» **What to do**
Every line below should be repeated exactly.

» **Extracted material**
--- Start ---
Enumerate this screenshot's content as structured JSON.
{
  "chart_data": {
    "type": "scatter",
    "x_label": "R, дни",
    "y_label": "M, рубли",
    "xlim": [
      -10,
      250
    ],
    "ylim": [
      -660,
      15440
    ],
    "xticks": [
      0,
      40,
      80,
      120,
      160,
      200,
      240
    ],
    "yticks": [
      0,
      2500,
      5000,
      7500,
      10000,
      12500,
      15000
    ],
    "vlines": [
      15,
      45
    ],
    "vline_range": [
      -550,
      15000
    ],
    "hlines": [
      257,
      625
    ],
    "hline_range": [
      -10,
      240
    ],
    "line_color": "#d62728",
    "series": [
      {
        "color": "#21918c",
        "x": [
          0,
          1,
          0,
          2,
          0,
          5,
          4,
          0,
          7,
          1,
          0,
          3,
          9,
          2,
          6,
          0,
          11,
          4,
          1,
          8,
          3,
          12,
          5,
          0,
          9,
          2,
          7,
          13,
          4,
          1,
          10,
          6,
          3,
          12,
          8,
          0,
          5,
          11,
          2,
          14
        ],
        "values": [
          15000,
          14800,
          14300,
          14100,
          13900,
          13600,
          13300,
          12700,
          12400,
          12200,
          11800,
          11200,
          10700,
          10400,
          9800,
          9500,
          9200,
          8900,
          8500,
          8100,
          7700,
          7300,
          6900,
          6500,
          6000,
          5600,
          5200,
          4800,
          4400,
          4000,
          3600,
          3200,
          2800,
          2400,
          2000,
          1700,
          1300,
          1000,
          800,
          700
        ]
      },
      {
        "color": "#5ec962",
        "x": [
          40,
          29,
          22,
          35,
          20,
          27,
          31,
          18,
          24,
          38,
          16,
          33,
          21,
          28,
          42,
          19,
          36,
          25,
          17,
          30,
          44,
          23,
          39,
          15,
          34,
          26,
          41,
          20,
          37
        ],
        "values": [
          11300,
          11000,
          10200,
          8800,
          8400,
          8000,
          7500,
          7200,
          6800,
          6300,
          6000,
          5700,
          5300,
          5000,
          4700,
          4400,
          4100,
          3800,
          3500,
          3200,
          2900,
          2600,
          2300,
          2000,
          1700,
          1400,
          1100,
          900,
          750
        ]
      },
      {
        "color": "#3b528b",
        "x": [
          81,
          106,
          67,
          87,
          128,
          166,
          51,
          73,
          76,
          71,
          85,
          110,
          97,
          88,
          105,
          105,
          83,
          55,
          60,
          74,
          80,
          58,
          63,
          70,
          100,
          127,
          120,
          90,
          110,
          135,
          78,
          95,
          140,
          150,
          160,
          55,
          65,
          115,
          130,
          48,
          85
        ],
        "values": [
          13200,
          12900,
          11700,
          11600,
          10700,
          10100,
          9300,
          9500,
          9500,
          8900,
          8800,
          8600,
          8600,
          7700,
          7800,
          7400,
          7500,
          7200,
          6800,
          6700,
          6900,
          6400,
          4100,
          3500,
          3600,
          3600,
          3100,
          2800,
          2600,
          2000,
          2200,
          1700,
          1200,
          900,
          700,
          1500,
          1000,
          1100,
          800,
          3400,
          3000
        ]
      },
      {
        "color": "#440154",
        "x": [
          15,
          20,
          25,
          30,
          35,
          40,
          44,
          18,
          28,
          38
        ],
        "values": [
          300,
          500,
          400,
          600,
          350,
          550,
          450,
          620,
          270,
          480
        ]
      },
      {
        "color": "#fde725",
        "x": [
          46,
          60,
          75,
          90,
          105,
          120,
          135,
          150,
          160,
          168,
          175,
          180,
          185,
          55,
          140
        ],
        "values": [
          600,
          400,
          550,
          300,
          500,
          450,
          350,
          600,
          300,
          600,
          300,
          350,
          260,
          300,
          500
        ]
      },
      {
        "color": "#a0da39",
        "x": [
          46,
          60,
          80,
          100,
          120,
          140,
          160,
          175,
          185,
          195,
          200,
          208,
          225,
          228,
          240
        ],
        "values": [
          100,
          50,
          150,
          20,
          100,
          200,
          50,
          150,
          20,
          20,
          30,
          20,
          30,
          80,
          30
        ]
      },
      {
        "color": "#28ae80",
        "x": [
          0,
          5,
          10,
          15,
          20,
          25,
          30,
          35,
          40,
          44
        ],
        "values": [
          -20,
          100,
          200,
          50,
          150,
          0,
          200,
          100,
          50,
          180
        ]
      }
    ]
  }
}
--- End ---
» **The output**
Enumerate this screenshot's content as structured JSON.
{
  "chart_data": {
    "type": "scatter",
    "x_label": "R, дни",
    "y_label": "M, рубли",
    "xlim": [
      -10,
      250
    ],
    "ylim": [
      -660,
      15440
    ],
    "xticks": [
      0,
      40,
      80,
      120,
      160,
      200,
      240
    ],
    "yticks": [
      0,
      2500,
      5000,
      7500,
      10000,
      12500,
      15000
    ],
    "vlines": [
      15,
      45
    ],
    "vline_range": [
      -550,
      15000
    ],
    "hlines": [
      257,
      625
    ],
    "hline_range": [
      -10,
      240
    ],
    "line_color": "#d62728",
    "series": [
      {
        "color": "#21918c",
        "x": [
          0,
          1,
          0,
          2,
          0,
          5,
          4,
          0,
          7,
          1,
          0,
          3,
          9,
          2,
          6,
          0,
          11,
          4,
          1,
          8,
          3,
          12,
          5,
          0,
          9,
          2,
          7,
          13,
          4,
          1,
          10,
          6,
          3,
          12,
          8,
          0,
          5,
          11,
          2,
          14
        ],
        "values": [
          15000,
          14800,
          14300,
          14100,
          13900,
          13600,
          13300,
          12700,
          12400,
          12200,
          11800,
          11200,
          10700,
          10400,
          9800,
          9500,
          9200,
          8900,
          8500,
          8100,
          7700,
          7300,
          6900,
          6500,
          6000,
          5600,
          5200,
          4800,
          4400,
          4000,
          3600,
          3200,
          2800,
          2400,
          2000,
          1700,
          1300,
          1000,
          800,
          700
        ]
      },
      {
        "color": "#5ec962",
        "x": [
          40,
          29,
          22,
          35,
          20,
          27,
          31,
          18,
          24,
          38,
          16,
          33,
          21,
          28,
          42,
          19,
          36,
          25,
          17,
          30,
          44,
          23,
          39,
          15,
          34,
          26,
          41,
          20,
          37
        ],
        "values": [
          11300,
          11000,
          10200,
          8800,
          8400,
          8000,
          7500,
          7200,
          6800,
          6300,
          6000,
          5700,
          5300,
          5000,
          4700,
          4400,
          4100,
          3800,
          3500,
          3200,
          2900,
          2600,
          2300,
          2000,
          1700,
          1400,
          1100,
          900,
          750
        ]
      },
      {
        "color": "#3b528b",
        "x": [
          81,
          106,
          67,
          87,
          128,
          166,
          51,
          73,
          76,
          71,
          85,
          110,
          97,
          88,
          105,
          105,
          83,
          55,
          60,
          74,
          80,
          58,
          63,
          70,
          100,
          127,
          120,
          90,
          110,
          135,
          78,
          95,
          140,
          150,
          160,
          55,
          65,
          115,
          130,
          48,
          85
        ],
        "values": [
          13200,
          12900,
          11700,
          11600,
          10700,
          10100,
          9300,
          9500,
          9500,
          8900,
          8800,
          8600,
          8600,
          7700,
          7800,
          7400,
          7500,
          7200,
          6800,
          6700,
          6900,
          6400,
          4100,
          3500,
          3600,
          3600,
          3100,
          2800,
          2600,
          2000,
          2200,
          1700,
          1200,
          900,
          700,
          1500,
          1000,
          1100,
          800,
          3400,
          3000
        ]
      },
      {
        "color": "#440154",
        "x": [
          15,
          20,
          25,
          30,
          35,
          40,
          44,
          18,
          28,
          38
        ],
        "values": [
          300,
          500,
          400,
          600,
          350,
          550,
          450,
          620,
          270,
          480
        ]
      },
      {
        "color": "#fde725",
        "x": [
          46,
          60,
          75,
          90,
          105,
          120,
          135,
          150,
          160,
          168,
          175,
          180,
          185,
          55,
          140
        ],
        "values": [
          600,
          400,
          550,
          300,
          500,
          450,
          350,
          600,
          300,
          600,
          300,
          350,
          260,
          300,
          500
        ]
      },
      {
        "color": "#a0da39",
        "x": [
          46,
          60,
          80,
          100,
          120,
          140,
          160,
          175,
          185,
          195,
          200,
          208,
          225,
          228,
          240
        ],
        "values": [
          100,
          50,
          150,
          20,
          100,
          200,
          50,
          150,
          20,
          20,
          30,
          20,
          30,
          80,
          30
        ]
      },
      {
        "color": "#28ae80",
        "x": [
          0,
          5,
          10,
          15,
          20,
          25,
          30,
          35,
          40,
          44
        ],
        "values": [
          -20,
          100,
          200,
          50,
          150,
          0,
          200,
          100,
          50,
          180
        ]
      }
    ]
  }
}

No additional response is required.